------ Data for this task ------

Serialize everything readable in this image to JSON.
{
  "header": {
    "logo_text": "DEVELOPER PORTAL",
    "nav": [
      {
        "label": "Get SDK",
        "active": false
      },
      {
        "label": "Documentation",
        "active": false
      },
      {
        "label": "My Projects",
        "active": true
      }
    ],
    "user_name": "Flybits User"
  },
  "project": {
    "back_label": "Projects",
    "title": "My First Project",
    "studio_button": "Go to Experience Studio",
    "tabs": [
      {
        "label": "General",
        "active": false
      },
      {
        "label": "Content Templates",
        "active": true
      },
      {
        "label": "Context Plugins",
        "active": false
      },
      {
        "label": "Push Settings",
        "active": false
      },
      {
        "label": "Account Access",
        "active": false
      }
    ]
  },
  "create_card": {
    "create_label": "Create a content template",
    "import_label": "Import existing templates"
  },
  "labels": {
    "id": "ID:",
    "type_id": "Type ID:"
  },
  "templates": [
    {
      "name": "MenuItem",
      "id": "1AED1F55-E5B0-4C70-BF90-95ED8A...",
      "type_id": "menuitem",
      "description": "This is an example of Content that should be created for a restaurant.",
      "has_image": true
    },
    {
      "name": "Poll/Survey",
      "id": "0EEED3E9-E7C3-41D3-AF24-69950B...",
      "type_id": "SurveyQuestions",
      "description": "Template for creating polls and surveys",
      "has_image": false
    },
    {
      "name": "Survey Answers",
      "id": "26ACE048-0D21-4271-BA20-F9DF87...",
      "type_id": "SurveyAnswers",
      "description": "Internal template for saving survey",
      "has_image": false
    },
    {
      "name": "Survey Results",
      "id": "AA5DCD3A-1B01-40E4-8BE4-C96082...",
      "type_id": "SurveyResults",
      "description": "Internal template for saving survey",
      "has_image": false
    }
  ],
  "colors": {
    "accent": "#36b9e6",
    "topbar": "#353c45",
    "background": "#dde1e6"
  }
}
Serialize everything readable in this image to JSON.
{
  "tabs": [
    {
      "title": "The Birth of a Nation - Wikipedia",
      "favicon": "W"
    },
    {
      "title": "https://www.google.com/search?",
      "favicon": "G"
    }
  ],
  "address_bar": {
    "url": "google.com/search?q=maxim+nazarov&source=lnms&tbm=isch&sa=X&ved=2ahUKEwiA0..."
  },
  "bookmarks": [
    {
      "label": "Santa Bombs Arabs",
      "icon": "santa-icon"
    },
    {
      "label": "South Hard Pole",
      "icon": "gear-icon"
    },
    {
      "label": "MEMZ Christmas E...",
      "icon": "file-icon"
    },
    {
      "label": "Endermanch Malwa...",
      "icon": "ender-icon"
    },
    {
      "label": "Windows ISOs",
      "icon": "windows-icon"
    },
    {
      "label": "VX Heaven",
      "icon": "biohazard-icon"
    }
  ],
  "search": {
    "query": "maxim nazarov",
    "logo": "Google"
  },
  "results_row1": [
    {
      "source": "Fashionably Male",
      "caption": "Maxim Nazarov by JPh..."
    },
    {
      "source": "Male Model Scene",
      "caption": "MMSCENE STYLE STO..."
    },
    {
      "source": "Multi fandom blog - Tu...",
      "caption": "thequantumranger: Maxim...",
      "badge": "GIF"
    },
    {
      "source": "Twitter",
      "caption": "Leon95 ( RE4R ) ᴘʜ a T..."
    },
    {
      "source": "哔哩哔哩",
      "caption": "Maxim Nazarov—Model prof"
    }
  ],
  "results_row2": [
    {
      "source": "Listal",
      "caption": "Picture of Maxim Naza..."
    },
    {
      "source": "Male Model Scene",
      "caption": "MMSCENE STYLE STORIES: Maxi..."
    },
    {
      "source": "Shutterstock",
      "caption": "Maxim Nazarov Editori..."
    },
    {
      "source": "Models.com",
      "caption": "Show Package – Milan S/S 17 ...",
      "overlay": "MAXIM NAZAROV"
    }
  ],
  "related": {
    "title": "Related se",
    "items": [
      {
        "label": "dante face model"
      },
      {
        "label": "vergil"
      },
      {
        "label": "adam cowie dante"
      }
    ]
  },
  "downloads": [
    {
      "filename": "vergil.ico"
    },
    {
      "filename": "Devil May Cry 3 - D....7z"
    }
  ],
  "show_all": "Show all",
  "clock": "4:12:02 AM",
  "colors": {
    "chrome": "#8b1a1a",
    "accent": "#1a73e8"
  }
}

------

== Set task ==
Please copy out each record, character for character.

== Answer to this problem ==
Serialize everything readable in this image to JSON.
{
  "header": {
    "logo_text": "DEVELOPER PORTAL",
    "nav": [
      {
        "label": "Get SDK",
        "active": false
      },
      {
        "label": "Documentation",
        "active": false
      },
      {
        "label": "My Projects",
        "active": true
      }
    ],
    "user_name": "Flybits User"
  },
  "project": {
    "back_label": "Projects",
    "title": "My First Project",
    "studio_button": "Go to Experience Studio",
    "tabs": [
      {
        "label": "General",
        "active": false
      },
      {
        "label": "Content Templates",
        "active": true
      },
      {
        "label": "Context Plugins",
        "active": false
      },
      {
        "label": "Push Settings",
        "active": false
      },
      {
        "label": "Account Access",
        "active": false
      }
    ]
  },
  "create_card": {
    "create_label": "Create a content template",
    "import_label": "Import existing templates"
  },
  "labels": {
    "id": "ID:",
    "type_id": "Type ID:"
  },
  "templates": [
    {
      "name": "MenuItem",
      "id": "1AED1F55-E5B0-4C70-BF90-95ED8A...",
      "type_id": "menuitem",
      "description": "This is an example of Content that should be created for a restaurant.",
      "has_image": true
    },
    {
      "name": "Poll/Survey",
      "id": "0EEED3E9-E7C3-41D3-AF24-69950B...",
      "type_id": "SurveyQuestions",
      "description": "Template for creating polls and surveys",
      "has_image": false
    },
    {
      "name": "Survey Answers",
      "id": "26ACE048-0D21-4271-BA20-F9DF87...",
      "type_id": "SurveyAnswers",
      "description": "Internal template for saving survey",
      "has_image": false
    },
    {
      "name": "Survey Results",
      "id": "AA5DCD3A-1B01-40E4-8BE4-C96082...",
      "type_id": "SurveyResults",
      "description": "Internal template for saving survey",
      "has_image": false
    }
  ],
  "colors": {
    "accent": "#36b9e6",
    "topbar": "#353c45",
    "background": "#dde1e6"
  }
}
Serialize everything readable in this image to JSON.
{
  "tabs": [
    {
      "title": "The Birth of a Nation - Wikipedia",
      "favicon": "W"
    },
    {
      "title": "https://www.google.com/search?",
      "favicon": "G"
    }
  ],
  "address_bar": {
    "url": "google.com/search?q=maxim+nazarov&source=lnms&tbm=isch&sa=X&ved=2ahUKEwiA0..."
  },
  "bookmarks": [
    {
      "label": "Santa Bombs Arabs",
      "icon": "santa-icon"
    },
    {
      "label": "South Hard Pole",
      "icon": "gear-icon"
    },
    {
      "label": "MEMZ Christmas E...",
      "icon": "file-icon"
    },
    {
      "label": "Endermanch Malwa...",
      "icon": "ender-icon"
    },
    {
      "label": "Windows ISOs",
      "icon": "windows-icon"
    },
    {
      "label": "VX Heaven",
      "icon": "biohazard-icon"
    }
  ],
  "search": {
    "query": "maxim nazarov",
    "logo": "Google"
  },
  "results_row1": [
    {
      "source": "Fashionably Male",
      "caption": "Maxim Nazarov by JPh..."
    },
    {
      "source": "Male Model Scene",
      "caption": "MMSCENE STYLE STO..."
    },
    {
      "source": "Multi fandom blog - Tu...",
      "caption": "thequantumranger: Maxim...",
      "badge": "GIF"
    },
    {
      "source": "Twitter",
      "caption": "Leon95 ( RE4R ) ᴘʜ a T..."
    },
    {
      "source": "哔哩哔哩",
      "caption": "Maxim Nazarov—Model prof"
    }
  ],
  "results_row2": [
    {
      "source": "Listal",
      "caption": "Picture of Maxim Naza..."
    },
    {
      "source": "Male Model Scene",
      "caption": "MMSCENE STYLE STORIES: Maxi..."
    },
    {
      "source": "Shutterstock",
      "caption": "Maxim Nazarov Editori..."
    },
    {
      "source": "Models.com",
      "caption": "Show Package – Milan S/S 17 ...",
      "overlay": "MAXIM NAZAROV"
    }
  ],
  "related": {
    "title": "Related se",
    "items": [
      {
        "label": "dante face model"
      },
      {
        "label": "vergil"
      },
      {
        "label": "adam cowie dante"
      }
    ]
  },
  "downloads": [
    {
      "filename": "vergil.ico"
    },
    {
      "filename": "Devil May Cry 3 - D....7z"
    }
  ],
  "show_all": "Show all",
  "clock": "4:12:02 AM",
  "colors": {
    "chrome": "#8b1a1a",
    "accent": "#1a73e8"
  }
}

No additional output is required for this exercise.